> [Task]: Quote all of the data exactly as given. Skip every picture it contains.

[Start of Stored records]

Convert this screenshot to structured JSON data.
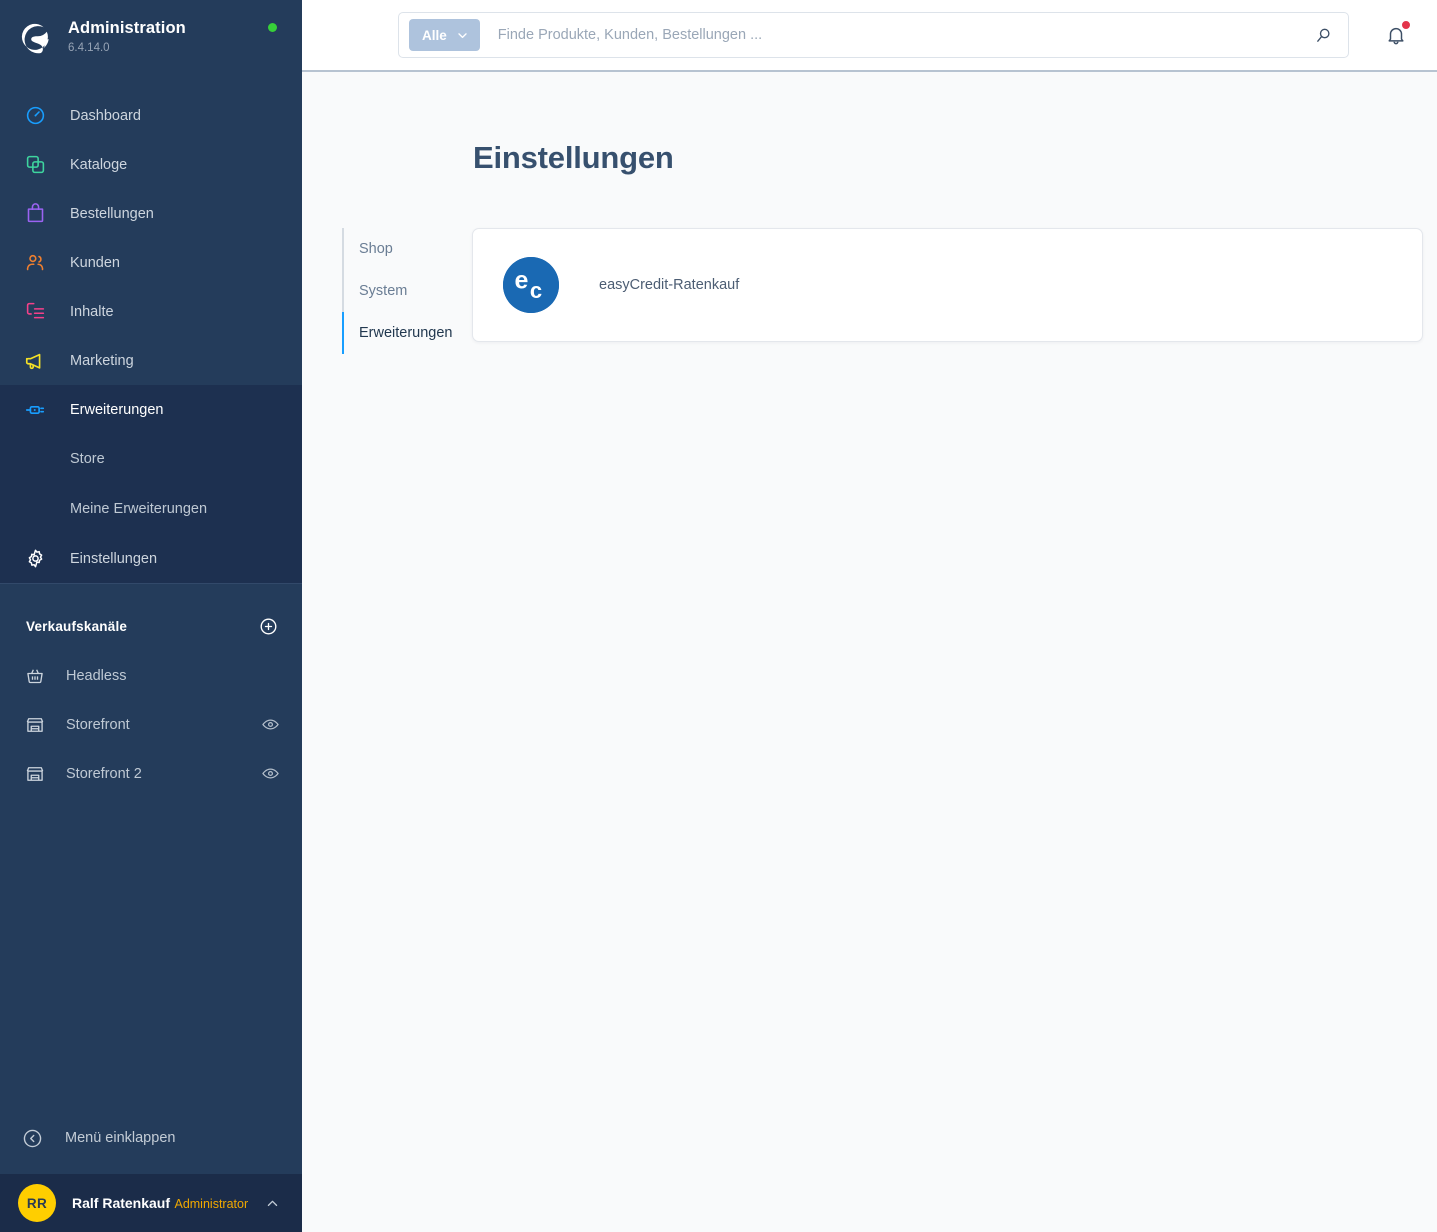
{
  "brand": {
    "logo_icon": "shopware-logo-icon",
    "title": "Administration",
    "version": "6.4.14.0",
    "status_dot_color": "#37d039"
  },
  "sidebar": {
    "main_items": [
      {
        "label": "Dashboard",
        "icon": "dashboard-icon",
        "color": "#189eff"
      },
      {
        "label": "Kataloge",
        "icon": "catalog-icon",
        "color": "#3ed59f"
      },
      {
        "label": "Bestellungen",
        "icon": "orders-bag-icon",
        "color": "#9b63f2"
      },
      {
        "label": "Kunden",
        "icon": "customers-icon",
        "color": "#ef7f2f"
      },
      {
        "label": "Inhalte",
        "icon": "content-icon",
        "color": "#f5408a"
      },
      {
        "label": "Marketing",
        "icon": "megaphone-icon",
        "color": "#f5e126"
      }
    ],
    "extensions_group": {
      "label": "Erweiterungen",
      "icon": "plug-icon",
      "color": "#189eff",
      "active": true,
      "children": [
        {
          "label": "Store"
        },
        {
          "label": "Meine Erweiterungen"
        }
      ]
    },
    "settings_item": {
      "label": "Einstellungen",
      "icon": "gear-icon",
      "color": "#ffffff"
    },
    "channels": {
      "title": "Verkaufskanäle",
      "add_icon": "plus-circle-icon",
      "items": [
        {
          "label": "Headless",
          "icon": "basket-icon",
          "has_preview": false,
          "preview_icon": ""
        },
        {
          "label": "Storefront",
          "icon": "storefront-icon",
          "has_preview": true,
          "preview_icon": "eye-icon"
        },
        {
          "label": "Storefront 2",
          "icon": "storefront-icon",
          "has_preview": true,
          "preview_icon": "eye-icon"
        }
      ]
    },
    "collapse": {
      "label": "Menü einklappen",
      "icon": "chevron-left-circle-icon"
    },
    "user": {
      "initials": "RR",
      "name": "Ralf Ratenkauf",
      "role": "Administrator",
      "caret_icon": "chevron-up-icon",
      "avatar_color": "#ffce00"
    }
  },
  "topbar": {
    "search": {
      "scope_label": "Alle",
      "scope_caret_icon": "chevron-down-icon",
      "value": "",
      "placeholder": "Finde Produkte, Kunden, Bestellungen ...",
      "submit_icon": "search-icon"
    },
    "notifications": {
      "icon": "bell-icon",
      "has_unread": true,
      "dot_color": "#e3344b"
    }
  },
  "main": {
    "page_title": "Einstellungen",
    "tabs": [
      {
        "label": "Shop",
        "active": false
      },
      {
        "label": "System",
        "active": false
      },
      {
        "label": "Erweiterungen",
        "active": true
      }
    ],
    "extension_cards": [
      {
        "name": "easyCredit-Ratenkauf",
        "logo_icon": "easycredit-logo-icon",
        "logo_color": "#1a69b3",
        "logo_letters": "ec"
      }
    ]
  }
}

[End of Stored records]

> [Written answer]:
Convert this screenshot to structured JSON data.
{
  "brand": {
    "logo_icon": "shopware-logo-icon",
    "title": "Administration",
    "version": "6.4.14.0",
    "status_dot_color": "#37d039"
  },
  "sidebar": {
    "main_items": [
      {
        "label": "Dashboard",
        "icon": "dashboard-icon",
        "color": "#189eff"
      },
      {
        "label": "Kataloge",
        "icon": "catalog-icon",
        "color": "#3ed59f"
      },
      {
        "label": "Bestellungen",
        "icon": "orders-bag-icon",
        "color": "#9b63f2"
      },
      {
        "label": "Kunden",
        "icon": "customers-icon",
        "color": "#ef7f2f"
      },
      {
        "label": "Inhalte",
        "icon": "content-icon",
        "color": "#f5408a"
      },
      {
        "label": "Marketing",
        "icon": "megaphone-icon",
        "color": "#f5e126"
      }
    ],
    "extensions_group": {
      "label": "Erweiterungen",
      "icon": "plug-icon",
      "color": "#189eff",
      "active": true,
      "children": [
        {
          "label": "Store"
        },
        {
          "label": "Meine Erweiterungen"
        }
      ]
    },
    "settings_item": {
      "label": "Einstellungen",
      "icon": "gear-icon",
      "color": "#ffffff"
    },
    "channels": {
      "title": "Verkaufskanäle",
      "add_icon": "plus-circle-icon",
      "items": [
        {
          "label": "Headless",
          "icon": "basket-icon",
          "has_preview": false,
          "preview_icon": ""
        },
        {
          "label": "Storefront",
          "icon": "storefront-icon",
          "has_preview": true,
          "preview_icon": "eye-icon"
        },
        {
          "label": "Storefront 2",
          "icon": "storefront-icon",
          "has_preview": true,
          "preview_icon": "eye-icon"
        }
      ]
    },
    "collapse": {
      "label": "Menü einklappen",
      "icon": "chevron-left-circle-icon"
    },
    "user": {
      "initials": "RR",
      "name": "Ralf Ratenkauf",
      "role": "Administrator",
      "caret_icon": "chevron-up-icon",
      "avatar_color": "#ffce00"
    }
  },
  "topbar": {
    "search": {
      "scope_label": "Alle",
      "scope_caret_icon": "chevron-down-icon",
      "value": "",
      "placeholder": "Finde Produkte, Kunden, Bestellungen ...",
      "submit_icon": "search-icon"
    },
    "notifications": {
      "icon": "bell-icon",
      "has_unread": true,
      "dot_color": "#e3344b"
    }
  },
  "main": {
    "page_title": "Einstellungen",
    "tabs": [
      {
        "label": "Shop",
        "active": false
      },
      {
        "label": "System",
        "active": false
      },
      {
        "label": "Erweiterungen",
        "active": true
      }
    ],
    "extension_cards": [
      {
        "name": "easyCredit-Ratenkauf",
        "logo_icon": "easycredit-logo-icon",
        "logo_color": "#1a69b3",
        "logo_letters": "ec"
      }
    ]
  }
}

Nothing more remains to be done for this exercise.